[Dataset rows about figures]
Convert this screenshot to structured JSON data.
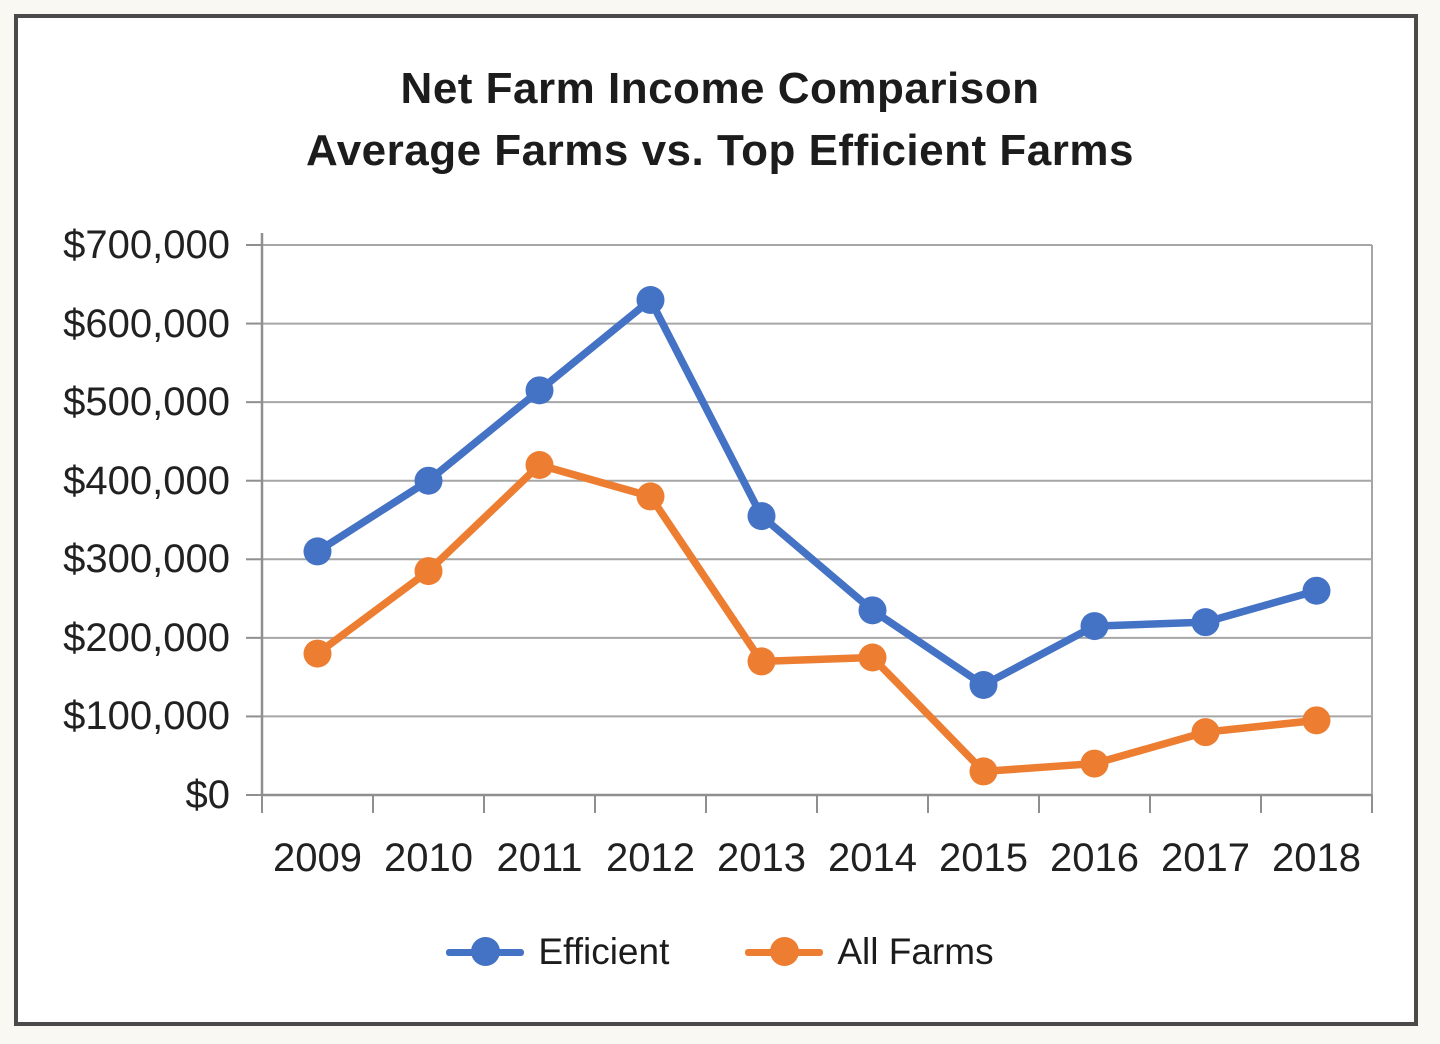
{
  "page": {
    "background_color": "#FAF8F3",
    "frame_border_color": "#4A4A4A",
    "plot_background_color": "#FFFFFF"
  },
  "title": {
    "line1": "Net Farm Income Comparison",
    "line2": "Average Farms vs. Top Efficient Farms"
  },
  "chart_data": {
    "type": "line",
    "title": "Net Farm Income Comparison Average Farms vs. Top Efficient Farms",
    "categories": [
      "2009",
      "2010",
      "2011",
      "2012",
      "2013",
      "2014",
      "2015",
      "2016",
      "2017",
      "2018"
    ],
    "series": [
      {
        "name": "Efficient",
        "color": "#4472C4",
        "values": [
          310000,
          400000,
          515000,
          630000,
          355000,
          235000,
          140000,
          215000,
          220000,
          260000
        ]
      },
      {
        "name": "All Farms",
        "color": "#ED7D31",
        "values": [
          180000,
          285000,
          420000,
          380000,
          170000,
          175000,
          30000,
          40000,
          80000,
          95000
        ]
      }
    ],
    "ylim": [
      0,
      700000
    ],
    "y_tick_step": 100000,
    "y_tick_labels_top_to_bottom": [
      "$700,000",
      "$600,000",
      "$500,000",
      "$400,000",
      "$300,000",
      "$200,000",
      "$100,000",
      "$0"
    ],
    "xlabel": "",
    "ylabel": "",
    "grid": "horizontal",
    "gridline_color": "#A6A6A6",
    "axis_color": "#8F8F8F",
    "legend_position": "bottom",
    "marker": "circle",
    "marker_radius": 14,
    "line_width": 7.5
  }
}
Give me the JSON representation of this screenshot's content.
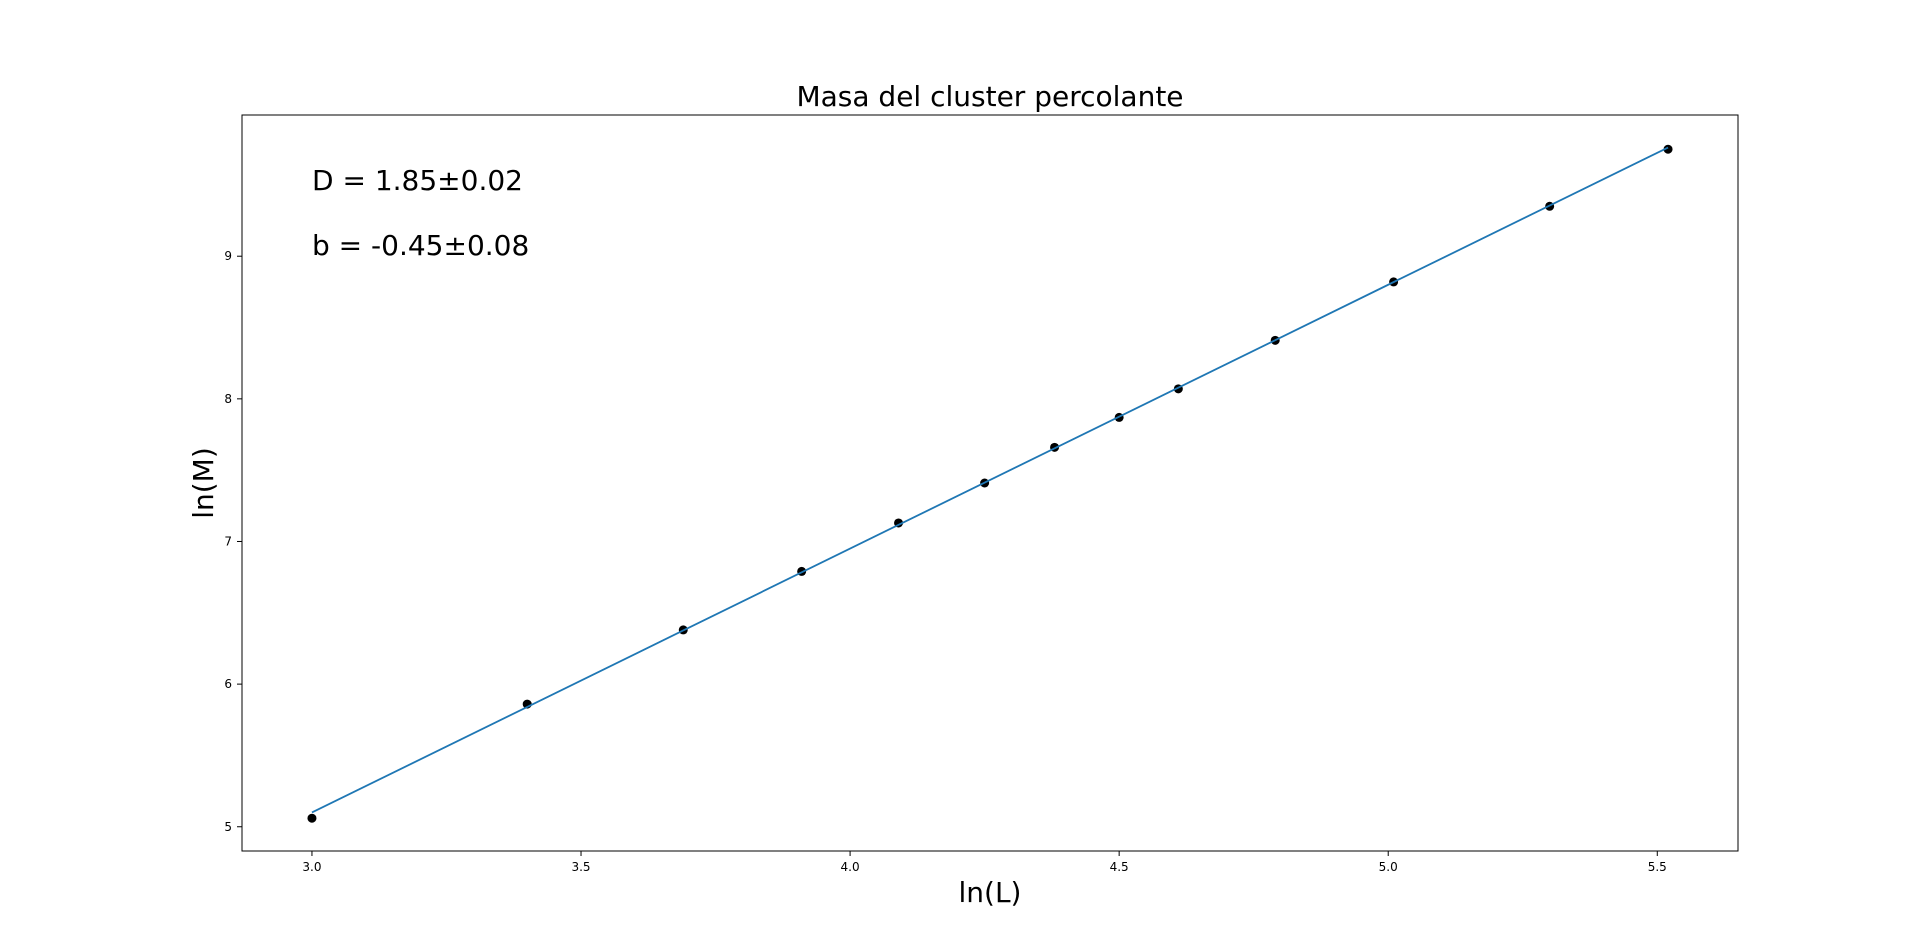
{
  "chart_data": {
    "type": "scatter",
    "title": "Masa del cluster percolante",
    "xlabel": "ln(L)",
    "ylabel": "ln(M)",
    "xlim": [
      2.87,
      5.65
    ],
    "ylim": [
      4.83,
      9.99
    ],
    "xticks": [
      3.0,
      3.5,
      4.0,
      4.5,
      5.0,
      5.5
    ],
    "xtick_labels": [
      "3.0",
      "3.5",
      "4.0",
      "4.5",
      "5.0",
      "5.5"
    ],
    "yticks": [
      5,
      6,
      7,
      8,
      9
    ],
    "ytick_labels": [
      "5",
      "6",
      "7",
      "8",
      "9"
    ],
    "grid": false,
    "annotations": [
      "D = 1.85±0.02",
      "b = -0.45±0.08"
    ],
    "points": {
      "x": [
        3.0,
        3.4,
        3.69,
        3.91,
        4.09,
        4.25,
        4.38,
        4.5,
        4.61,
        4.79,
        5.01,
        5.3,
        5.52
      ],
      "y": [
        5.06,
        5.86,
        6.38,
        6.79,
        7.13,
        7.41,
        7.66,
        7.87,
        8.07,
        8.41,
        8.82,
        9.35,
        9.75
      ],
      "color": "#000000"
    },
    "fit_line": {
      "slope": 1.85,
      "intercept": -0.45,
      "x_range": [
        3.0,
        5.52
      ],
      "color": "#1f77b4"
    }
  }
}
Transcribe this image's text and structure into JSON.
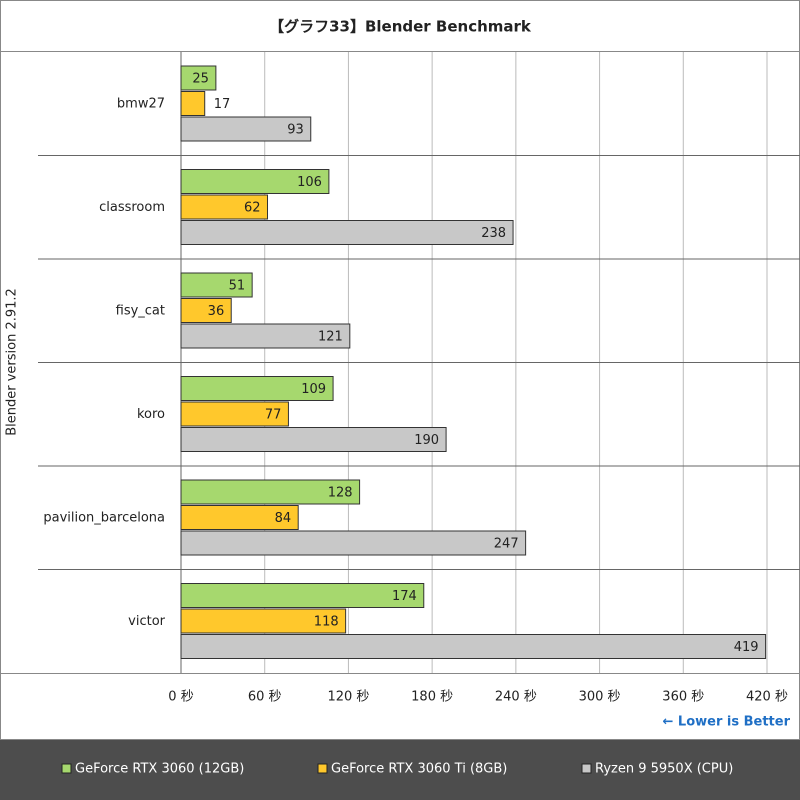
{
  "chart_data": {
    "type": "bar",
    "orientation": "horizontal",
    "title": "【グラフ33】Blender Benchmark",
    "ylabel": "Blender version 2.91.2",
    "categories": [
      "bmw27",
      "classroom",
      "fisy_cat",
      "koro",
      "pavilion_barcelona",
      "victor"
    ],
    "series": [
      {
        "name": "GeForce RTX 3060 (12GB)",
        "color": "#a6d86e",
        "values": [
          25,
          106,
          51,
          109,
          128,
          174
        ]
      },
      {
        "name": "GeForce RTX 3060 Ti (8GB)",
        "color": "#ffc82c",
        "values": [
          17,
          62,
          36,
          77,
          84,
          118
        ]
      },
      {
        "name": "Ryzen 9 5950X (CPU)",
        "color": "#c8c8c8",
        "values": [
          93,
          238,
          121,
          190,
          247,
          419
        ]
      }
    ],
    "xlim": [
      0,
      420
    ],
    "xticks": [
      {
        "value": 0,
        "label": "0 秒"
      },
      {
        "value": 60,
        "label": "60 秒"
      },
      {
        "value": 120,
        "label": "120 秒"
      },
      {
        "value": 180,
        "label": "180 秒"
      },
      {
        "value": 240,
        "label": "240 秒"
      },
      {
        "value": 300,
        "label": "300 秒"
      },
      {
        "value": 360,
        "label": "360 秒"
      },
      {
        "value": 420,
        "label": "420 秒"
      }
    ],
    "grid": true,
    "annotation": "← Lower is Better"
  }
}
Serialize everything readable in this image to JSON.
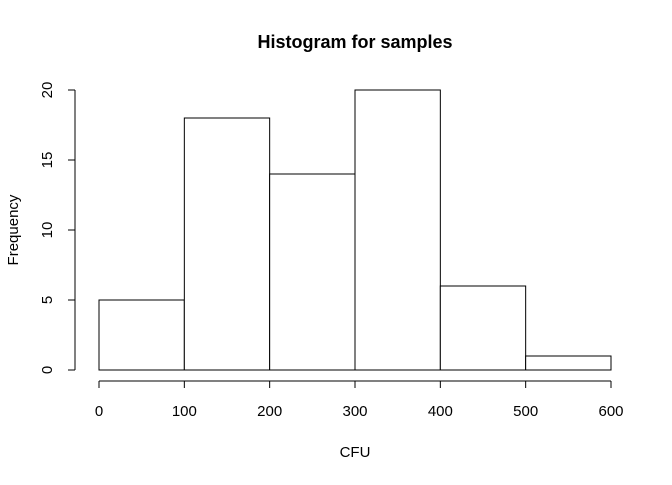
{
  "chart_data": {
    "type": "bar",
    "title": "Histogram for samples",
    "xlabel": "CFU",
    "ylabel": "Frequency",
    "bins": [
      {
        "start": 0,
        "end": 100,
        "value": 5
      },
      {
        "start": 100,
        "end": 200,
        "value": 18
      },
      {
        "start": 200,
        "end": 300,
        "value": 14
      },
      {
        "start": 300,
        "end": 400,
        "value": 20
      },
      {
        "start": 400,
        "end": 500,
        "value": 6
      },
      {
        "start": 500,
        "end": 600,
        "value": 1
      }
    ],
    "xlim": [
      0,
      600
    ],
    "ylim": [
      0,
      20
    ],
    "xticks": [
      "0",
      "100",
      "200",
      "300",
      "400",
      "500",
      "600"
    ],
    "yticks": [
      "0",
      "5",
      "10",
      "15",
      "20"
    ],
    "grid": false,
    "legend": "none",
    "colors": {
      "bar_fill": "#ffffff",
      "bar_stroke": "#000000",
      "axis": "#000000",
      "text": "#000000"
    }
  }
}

__Stated goal__.
Pull every line containing the word "GeForce" out of the entries above.

__Response to the task__.
        "name": "GeForce RTX 3060 (12GB)",
        "name": "GeForce RTX 3060 Ti (8GB)",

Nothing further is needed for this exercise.